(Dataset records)
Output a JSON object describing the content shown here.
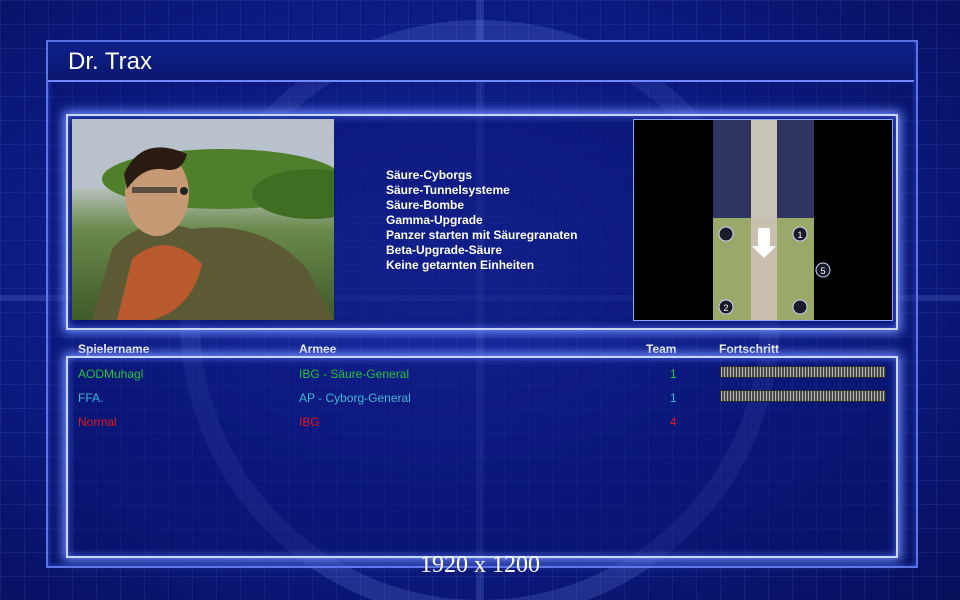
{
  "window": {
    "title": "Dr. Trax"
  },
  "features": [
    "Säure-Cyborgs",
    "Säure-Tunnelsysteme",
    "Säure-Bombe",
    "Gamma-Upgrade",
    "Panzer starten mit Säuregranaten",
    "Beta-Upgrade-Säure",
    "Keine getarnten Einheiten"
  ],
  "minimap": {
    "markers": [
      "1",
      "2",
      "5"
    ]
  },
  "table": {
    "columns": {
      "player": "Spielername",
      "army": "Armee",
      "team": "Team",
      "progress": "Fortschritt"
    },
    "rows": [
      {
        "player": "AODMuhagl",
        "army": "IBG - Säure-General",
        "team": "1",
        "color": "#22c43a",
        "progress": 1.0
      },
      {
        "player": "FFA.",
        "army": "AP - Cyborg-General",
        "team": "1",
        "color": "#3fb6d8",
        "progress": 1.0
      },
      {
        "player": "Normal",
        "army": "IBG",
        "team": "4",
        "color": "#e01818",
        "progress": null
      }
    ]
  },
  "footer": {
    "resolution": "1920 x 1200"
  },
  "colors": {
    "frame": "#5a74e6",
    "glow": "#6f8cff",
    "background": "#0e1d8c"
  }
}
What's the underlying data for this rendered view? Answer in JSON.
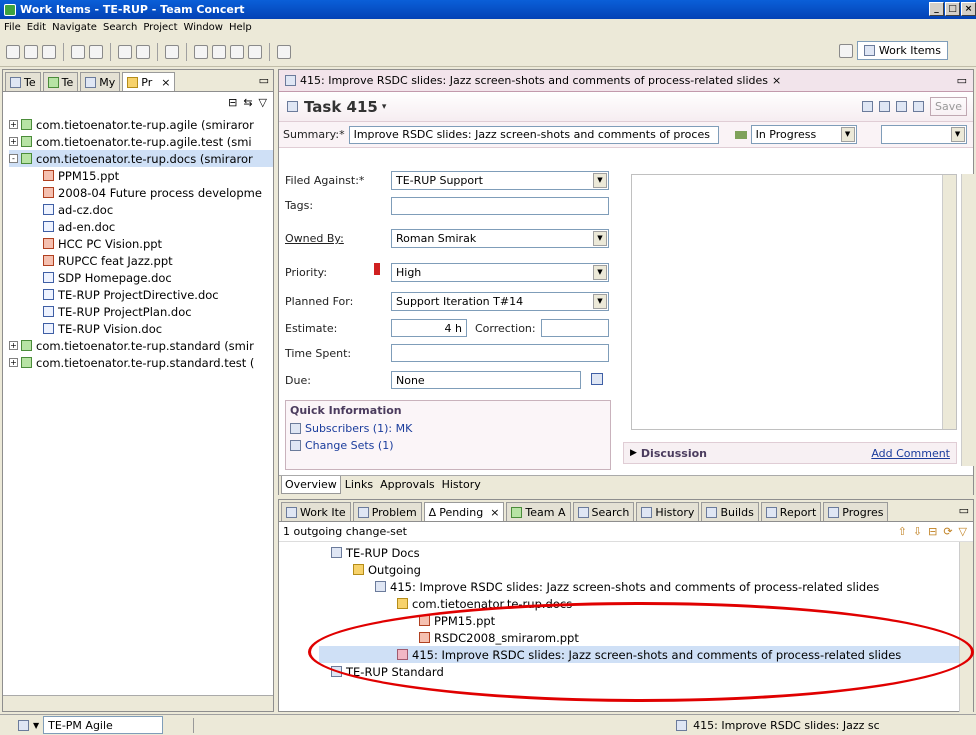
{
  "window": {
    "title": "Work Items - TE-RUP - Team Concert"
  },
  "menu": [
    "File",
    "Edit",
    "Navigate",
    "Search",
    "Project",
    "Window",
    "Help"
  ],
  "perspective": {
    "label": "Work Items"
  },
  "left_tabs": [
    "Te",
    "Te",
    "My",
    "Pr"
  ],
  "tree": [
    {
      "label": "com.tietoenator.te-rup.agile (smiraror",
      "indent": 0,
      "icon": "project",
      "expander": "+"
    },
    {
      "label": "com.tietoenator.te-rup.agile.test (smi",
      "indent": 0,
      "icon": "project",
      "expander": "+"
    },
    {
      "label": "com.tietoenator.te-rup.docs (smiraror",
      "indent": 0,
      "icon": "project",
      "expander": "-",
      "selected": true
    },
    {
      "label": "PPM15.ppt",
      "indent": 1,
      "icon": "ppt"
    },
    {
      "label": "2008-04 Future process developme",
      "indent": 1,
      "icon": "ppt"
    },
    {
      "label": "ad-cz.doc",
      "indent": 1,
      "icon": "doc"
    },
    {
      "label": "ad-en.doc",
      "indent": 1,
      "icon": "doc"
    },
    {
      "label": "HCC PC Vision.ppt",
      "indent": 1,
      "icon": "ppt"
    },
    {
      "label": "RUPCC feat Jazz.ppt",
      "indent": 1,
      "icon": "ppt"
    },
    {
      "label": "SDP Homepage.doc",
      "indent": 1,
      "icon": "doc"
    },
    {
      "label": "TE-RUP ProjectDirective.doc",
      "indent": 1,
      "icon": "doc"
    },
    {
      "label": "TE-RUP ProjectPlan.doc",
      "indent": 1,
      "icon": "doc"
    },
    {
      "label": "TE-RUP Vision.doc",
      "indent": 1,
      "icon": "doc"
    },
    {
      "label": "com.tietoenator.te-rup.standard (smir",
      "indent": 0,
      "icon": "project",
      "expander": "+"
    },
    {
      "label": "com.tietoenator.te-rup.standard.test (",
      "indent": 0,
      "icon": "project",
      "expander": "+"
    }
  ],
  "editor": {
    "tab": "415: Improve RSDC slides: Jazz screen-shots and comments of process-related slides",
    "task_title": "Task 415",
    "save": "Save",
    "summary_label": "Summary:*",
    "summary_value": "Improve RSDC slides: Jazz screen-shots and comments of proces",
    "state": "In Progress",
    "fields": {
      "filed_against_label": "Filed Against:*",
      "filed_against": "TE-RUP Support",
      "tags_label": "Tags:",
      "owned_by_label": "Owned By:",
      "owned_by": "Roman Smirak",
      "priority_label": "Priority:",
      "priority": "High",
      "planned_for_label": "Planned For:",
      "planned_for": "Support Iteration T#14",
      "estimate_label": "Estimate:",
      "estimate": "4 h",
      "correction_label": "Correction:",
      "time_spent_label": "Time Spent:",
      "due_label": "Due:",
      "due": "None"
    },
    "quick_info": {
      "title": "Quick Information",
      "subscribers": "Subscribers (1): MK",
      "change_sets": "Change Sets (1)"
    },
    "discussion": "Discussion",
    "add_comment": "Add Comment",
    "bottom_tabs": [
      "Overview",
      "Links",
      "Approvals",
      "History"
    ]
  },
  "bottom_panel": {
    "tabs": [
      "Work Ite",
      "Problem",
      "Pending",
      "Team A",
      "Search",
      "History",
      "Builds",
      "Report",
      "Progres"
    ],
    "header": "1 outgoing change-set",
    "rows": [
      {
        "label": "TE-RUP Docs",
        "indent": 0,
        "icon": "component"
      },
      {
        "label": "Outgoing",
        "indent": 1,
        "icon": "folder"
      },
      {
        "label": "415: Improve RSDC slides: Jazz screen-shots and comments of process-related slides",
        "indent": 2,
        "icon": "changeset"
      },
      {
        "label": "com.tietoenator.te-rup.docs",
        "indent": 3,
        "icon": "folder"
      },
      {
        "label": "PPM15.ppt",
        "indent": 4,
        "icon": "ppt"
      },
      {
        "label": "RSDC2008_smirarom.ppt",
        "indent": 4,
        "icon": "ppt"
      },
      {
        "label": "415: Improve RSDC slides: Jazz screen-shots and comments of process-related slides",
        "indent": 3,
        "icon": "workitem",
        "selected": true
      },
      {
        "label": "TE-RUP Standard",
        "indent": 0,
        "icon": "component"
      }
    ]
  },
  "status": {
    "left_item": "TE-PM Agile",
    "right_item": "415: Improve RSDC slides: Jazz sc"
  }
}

What to work on – Write every entry out again exactly, dropping the pictures.

Solution to this exercise –
Output a JSON object describing the content shown here.
{
  "window": {
    "title": "Dr. Trax"
  },
  "features": [
    "Säure-Cyborgs",
    "Säure-Tunnelsysteme",
    "Säure-Bombe",
    "Gamma-Upgrade",
    "Panzer starten mit Säuregranaten",
    "Beta-Upgrade-Säure",
    "Keine getarnten Einheiten"
  ],
  "minimap": {
    "markers": [
      "1",
      "2",
      "5"
    ]
  },
  "table": {
    "columns": {
      "player": "Spielername",
      "army": "Armee",
      "team": "Team",
      "progress": "Fortschritt"
    },
    "rows": [
      {
        "player": "AODMuhagl",
        "army": "IBG - Säure-General",
        "team": "1",
        "color": "#22c43a",
        "progress": 1.0
      },
      {
        "player": "FFA.",
        "army": "AP - Cyborg-General",
        "team": "1",
        "color": "#3fb6d8",
        "progress": 1.0
      },
      {
        "player": "Normal",
        "army": "IBG",
        "team": "4",
        "color": "#e01818",
        "progress": null
      }
    ]
  },
  "footer": {
    "resolution": "1920 x 1200"
  },
  "colors": {
    "frame": "#5a74e6",
    "glow": "#6f8cff",
    "background": "#0e1d8c"
  }
}
What's the underlying data for this rendered view? Answer in JSON.
{
  "window": {
    "title": "Work Items - TE-RUP - Team Concert"
  },
  "menu": [
    "File",
    "Edit",
    "Navigate",
    "Search",
    "Project",
    "Window",
    "Help"
  ],
  "perspective": {
    "label": "Work Items"
  },
  "left_tabs": [
    "Te",
    "Te",
    "My",
    "Pr"
  ],
  "tree": [
    {
      "label": "com.tietoenator.te-rup.agile (smiraror",
      "indent": 0,
      "icon": "project",
      "expander": "+"
    },
    {
      "label": "com.tietoenator.te-rup.agile.test (smi",
      "indent": 0,
      "icon": "project",
      "expander": "+"
    },
    {
      "label": "com.tietoenator.te-rup.docs (smiraror",
      "indent": 0,
      "icon": "project",
      "expander": "-",
      "selected": true
    },
    {
      "label": "PPM15.ppt",
      "indent": 1,
      "icon": "ppt"
    },
    {
      "label": "2008-04 Future process developme",
      "indent": 1,
      "icon": "ppt"
    },
    {
      "label": "ad-cz.doc",
      "indent": 1,
      "icon": "doc"
    },
    {
      "label": "ad-en.doc",
      "indent": 1,
      "icon": "doc"
    },
    {
      "label": "HCC PC Vision.ppt",
      "indent": 1,
      "icon": "ppt"
    },
    {
      "label": "RUPCC feat Jazz.ppt",
      "indent": 1,
      "icon": "ppt"
    },
    {
      "label": "SDP Homepage.doc",
      "indent": 1,
      "icon": "doc"
    },
    {
      "label": "TE-RUP ProjectDirective.doc",
      "indent": 1,
      "icon": "doc"
    },
    {
      "label": "TE-RUP ProjectPlan.doc",
      "indent": 1,
      "icon": "doc"
    },
    {
      "label": "TE-RUP Vision.doc",
      "indent": 1,
      "icon": "doc"
    },
    {
      "label": "com.tietoenator.te-rup.standard (smir",
      "indent": 0,
      "icon": "project",
      "expander": "+"
    },
    {
      "label": "com.tietoenator.te-rup.standard.test (",
      "indent": 0,
      "icon": "project",
      "expander": "+"
    }
  ],
  "editor": {
    "tab": "415: Improve RSDC slides: Jazz screen-shots and comments of process-related slides",
    "task_title": "Task 415",
    "save": "Save",
    "summary_label": "Summary:*",
    "summary_value": "Improve RSDC slides: Jazz screen-shots and comments of proces",
    "state": "In Progress",
    "fields": {
      "filed_against_label": "Filed Against:*",
      "filed_against": "TE-RUP Support",
      "tags_label": "Tags:",
      "owned_by_label": "Owned By:",
      "owned_by": "Roman Smirak",
      "priority_label": "Priority:",
      "priority": "High",
      "planned_for_label": "Planned For:",
      "planned_for": "Support Iteration T#14",
      "estimate_label": "Estimate:",
      "estimate": "4 h",
      "correction_label": "Correction:",
      "time_spent_label": "Time Spent:",
      "due_label": "Due:",
      "due": "None"
    },
    "quick_info": {
      "title": "Quick Information",
      "subscribers": "Subscribers (1): MK",
      "change_sets": "Change Sets (1)"
    },
    "discussion": "Discussion",
    "add_comment": "Add Comment",
    "bottom_tabs": [
      "Overview",
      "Links",
      "Approvals",
      "History"
    ]
  },
  "bottom_panel": {
    "tabs": [
      "Work Ite",
      "Problem",
      "Pending",
      "Team A",
      "Search",
      "History",
      "Builds",
      "Report",
      "Progres"
    ],
    "header": "1 outgoing change-set",
    "rows": [
      {
        "label": "TE-RUP Docs",
        "indent": 0,
        "icon": "component"
      },
      {
        "label": "Outgoing",
        "indent": 1,
        "icon": "folder"
      },
      {
        "label": "415: Improve RSDC slides: Jazz screen-shots and comments of process-related slides",
        "indent": 2,
        "icon": "changeset"
      },
      {
        "label": "com.tietoenator.te-rup.docs",
        "indent": 3,
        "icon": "folder"
      },
      {
        "label": "PPM15.ppt",
        "indent": 4,
        "icon": "ppt"
      },
      {
        "label": "RSDC2008_smirarom.ppt",
        "indent": 4,
        "icon": "ppt"
      },
      {
        "label": "415: Improve RSDC slides: Jazz screen-shots and comments of process-related slides",
        "indent": 3,
        "icon": "workitem",
        "selected": true
      },
      {
        "label": "TE-RUP Standard",
        "indent": 0,
        "icon": "component"
      }
    ]
  },
  "status": {
    "left_item": "TE-PM Agile",
    "right_item": "415: Improve RSDC slides: Jazz sc"
  }
}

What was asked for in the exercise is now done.